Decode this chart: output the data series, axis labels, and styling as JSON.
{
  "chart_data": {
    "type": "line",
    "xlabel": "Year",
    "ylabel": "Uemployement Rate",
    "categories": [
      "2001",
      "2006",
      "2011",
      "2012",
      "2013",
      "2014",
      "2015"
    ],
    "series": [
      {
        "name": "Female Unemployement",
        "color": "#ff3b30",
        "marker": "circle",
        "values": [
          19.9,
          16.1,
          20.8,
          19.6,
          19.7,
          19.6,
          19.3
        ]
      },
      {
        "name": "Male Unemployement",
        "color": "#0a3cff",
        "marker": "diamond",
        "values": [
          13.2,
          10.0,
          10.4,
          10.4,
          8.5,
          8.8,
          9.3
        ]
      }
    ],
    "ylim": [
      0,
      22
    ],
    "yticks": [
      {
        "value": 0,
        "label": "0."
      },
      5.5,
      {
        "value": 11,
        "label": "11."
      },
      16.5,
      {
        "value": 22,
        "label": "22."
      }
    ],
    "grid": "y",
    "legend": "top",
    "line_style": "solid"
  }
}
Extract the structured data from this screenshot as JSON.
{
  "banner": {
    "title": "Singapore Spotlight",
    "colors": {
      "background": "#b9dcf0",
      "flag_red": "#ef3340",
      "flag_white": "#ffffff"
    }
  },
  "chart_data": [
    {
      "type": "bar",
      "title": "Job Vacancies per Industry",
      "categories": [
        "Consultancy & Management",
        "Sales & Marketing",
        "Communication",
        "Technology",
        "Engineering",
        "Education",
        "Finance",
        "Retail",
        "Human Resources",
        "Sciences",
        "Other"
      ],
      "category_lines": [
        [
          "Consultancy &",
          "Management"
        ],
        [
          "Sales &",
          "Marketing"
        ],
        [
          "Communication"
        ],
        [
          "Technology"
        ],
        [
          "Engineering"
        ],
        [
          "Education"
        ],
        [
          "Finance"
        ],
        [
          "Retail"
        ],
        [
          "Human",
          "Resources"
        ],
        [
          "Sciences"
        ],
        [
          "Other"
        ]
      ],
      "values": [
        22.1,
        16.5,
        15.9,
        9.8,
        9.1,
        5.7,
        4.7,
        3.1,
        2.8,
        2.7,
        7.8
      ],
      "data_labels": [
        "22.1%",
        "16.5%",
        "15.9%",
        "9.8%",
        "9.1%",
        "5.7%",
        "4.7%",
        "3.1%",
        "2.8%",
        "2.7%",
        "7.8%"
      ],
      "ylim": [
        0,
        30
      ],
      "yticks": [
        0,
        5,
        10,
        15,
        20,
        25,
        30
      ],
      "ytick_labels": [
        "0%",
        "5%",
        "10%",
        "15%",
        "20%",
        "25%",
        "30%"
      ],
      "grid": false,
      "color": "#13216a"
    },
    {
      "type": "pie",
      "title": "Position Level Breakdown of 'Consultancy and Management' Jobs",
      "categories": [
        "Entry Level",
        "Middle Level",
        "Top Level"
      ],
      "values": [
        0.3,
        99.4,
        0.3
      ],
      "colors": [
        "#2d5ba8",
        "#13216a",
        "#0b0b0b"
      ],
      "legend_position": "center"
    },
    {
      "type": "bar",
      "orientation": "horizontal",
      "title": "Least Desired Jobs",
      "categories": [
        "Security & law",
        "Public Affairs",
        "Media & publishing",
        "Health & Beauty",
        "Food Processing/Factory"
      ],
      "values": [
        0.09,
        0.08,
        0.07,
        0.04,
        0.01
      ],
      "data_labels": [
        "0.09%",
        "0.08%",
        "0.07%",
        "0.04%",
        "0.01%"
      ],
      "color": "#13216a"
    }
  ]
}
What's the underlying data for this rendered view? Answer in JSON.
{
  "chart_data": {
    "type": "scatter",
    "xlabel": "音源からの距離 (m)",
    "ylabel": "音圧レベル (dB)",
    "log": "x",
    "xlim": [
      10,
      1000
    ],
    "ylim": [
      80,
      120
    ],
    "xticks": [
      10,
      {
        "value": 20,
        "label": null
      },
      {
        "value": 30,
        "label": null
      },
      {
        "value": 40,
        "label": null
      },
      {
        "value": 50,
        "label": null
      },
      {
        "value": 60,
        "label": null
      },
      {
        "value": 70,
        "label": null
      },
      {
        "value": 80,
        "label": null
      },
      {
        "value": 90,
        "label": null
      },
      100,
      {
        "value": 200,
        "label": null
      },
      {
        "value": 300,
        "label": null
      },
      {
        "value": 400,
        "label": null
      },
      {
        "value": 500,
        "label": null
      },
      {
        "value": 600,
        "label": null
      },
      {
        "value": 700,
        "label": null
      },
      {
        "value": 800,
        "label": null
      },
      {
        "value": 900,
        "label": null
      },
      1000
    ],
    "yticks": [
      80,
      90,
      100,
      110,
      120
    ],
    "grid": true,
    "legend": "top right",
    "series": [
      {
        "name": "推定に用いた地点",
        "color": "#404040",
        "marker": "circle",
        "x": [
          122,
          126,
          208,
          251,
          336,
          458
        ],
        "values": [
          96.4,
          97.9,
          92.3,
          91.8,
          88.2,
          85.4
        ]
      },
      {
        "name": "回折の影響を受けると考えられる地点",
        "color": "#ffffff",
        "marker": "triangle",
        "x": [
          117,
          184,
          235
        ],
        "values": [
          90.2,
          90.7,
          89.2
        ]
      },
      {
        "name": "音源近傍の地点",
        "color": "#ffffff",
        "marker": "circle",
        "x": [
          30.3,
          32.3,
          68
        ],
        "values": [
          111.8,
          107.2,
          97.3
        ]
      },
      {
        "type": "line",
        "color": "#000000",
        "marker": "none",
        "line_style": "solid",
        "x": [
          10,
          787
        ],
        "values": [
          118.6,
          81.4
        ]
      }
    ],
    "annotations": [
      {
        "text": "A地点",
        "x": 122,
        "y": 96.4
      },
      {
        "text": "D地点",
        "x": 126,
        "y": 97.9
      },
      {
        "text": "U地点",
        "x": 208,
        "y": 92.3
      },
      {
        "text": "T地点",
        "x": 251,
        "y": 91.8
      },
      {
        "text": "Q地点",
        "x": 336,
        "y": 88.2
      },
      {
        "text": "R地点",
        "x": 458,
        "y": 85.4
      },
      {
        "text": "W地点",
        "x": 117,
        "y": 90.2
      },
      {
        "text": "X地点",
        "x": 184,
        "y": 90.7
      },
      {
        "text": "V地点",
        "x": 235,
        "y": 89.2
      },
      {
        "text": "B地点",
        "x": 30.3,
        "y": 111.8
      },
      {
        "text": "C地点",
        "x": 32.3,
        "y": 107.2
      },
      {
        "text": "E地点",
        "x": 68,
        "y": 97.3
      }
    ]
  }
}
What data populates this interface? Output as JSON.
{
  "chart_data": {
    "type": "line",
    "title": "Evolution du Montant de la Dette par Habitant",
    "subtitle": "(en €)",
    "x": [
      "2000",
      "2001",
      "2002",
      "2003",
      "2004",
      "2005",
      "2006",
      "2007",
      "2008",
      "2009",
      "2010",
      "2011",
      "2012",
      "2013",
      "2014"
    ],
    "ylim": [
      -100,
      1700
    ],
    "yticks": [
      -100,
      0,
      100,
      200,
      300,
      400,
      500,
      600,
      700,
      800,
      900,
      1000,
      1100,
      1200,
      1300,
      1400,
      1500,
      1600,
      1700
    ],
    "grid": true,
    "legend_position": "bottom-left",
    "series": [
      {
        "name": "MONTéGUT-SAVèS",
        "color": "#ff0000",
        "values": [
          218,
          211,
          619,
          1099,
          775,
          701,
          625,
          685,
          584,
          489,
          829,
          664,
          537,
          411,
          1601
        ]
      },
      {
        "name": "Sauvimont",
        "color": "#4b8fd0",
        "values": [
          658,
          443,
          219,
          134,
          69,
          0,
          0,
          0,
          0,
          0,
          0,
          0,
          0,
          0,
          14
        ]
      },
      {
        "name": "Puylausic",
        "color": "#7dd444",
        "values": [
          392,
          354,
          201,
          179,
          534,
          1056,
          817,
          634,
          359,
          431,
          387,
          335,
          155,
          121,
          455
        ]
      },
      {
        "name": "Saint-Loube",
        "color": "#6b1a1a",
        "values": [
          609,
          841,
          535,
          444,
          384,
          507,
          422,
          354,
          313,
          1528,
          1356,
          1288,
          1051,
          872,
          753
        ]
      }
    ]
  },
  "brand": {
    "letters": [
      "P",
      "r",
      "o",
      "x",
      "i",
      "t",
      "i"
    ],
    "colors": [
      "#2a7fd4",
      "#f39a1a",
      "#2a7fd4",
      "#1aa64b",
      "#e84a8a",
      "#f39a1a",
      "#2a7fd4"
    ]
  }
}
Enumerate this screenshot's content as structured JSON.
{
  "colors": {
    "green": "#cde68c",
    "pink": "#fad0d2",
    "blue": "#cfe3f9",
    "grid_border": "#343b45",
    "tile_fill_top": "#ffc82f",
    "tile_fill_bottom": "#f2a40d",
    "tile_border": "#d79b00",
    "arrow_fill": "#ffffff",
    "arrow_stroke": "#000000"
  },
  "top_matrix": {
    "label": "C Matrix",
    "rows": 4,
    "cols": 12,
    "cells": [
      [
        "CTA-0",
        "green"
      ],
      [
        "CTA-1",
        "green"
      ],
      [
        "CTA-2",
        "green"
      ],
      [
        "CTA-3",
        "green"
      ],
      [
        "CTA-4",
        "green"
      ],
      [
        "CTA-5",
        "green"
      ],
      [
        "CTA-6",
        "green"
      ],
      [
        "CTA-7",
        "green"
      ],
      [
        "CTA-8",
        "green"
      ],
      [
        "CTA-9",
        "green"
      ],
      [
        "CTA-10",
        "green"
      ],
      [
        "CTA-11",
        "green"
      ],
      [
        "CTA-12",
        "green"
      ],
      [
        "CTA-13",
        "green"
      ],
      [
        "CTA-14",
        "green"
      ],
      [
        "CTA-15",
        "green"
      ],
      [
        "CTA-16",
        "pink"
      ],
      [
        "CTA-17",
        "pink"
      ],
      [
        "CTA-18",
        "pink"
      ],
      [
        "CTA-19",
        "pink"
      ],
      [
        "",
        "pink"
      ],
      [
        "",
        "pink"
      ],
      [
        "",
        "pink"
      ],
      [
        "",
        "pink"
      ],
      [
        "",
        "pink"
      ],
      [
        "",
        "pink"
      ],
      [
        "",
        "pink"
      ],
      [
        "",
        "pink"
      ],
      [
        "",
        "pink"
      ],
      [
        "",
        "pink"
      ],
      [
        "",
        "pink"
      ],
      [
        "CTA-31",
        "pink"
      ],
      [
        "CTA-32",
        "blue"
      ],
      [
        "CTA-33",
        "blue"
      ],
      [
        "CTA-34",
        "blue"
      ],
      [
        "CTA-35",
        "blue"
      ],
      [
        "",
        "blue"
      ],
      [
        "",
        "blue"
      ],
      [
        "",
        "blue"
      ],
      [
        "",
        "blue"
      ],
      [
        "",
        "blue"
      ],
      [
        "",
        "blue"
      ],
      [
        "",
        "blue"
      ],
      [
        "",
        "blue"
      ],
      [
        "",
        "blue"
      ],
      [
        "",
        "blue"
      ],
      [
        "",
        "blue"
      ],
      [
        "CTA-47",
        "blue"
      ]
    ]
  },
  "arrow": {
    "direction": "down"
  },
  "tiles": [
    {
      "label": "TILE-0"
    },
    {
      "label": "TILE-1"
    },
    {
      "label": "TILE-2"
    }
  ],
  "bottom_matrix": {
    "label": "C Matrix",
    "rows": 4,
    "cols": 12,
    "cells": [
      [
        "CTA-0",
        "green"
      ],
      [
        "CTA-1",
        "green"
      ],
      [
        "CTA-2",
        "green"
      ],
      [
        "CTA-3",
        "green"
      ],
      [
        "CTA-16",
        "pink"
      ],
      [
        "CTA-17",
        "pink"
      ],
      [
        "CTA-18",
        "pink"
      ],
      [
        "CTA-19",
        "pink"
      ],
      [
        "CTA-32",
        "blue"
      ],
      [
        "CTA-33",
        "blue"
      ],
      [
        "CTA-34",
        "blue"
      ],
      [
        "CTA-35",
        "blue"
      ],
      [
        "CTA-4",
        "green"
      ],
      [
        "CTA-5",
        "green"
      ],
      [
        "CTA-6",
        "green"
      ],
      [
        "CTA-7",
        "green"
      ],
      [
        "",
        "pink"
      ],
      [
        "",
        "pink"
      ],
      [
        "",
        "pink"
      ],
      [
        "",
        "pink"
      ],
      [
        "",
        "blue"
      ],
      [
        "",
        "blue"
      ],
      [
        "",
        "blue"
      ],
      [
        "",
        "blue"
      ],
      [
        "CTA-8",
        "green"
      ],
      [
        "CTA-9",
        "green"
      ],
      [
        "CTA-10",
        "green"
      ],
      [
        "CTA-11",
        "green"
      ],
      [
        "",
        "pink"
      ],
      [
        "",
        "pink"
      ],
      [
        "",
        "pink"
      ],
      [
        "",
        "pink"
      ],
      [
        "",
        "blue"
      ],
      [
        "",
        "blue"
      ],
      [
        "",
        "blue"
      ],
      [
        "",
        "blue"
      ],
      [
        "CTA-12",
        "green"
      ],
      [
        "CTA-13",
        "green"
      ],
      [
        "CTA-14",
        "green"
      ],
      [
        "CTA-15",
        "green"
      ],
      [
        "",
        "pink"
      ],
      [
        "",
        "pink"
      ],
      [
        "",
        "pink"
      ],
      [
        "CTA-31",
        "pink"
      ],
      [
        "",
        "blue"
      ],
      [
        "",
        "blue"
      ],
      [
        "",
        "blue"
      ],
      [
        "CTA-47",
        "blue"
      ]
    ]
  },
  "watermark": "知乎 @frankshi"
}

________

Copy each line above where the string "Jobs" occurs.

      "title": "Position Level Breakdown of 'Consultancy and Management' Jobs",
      "title": "Least Desired Jobs",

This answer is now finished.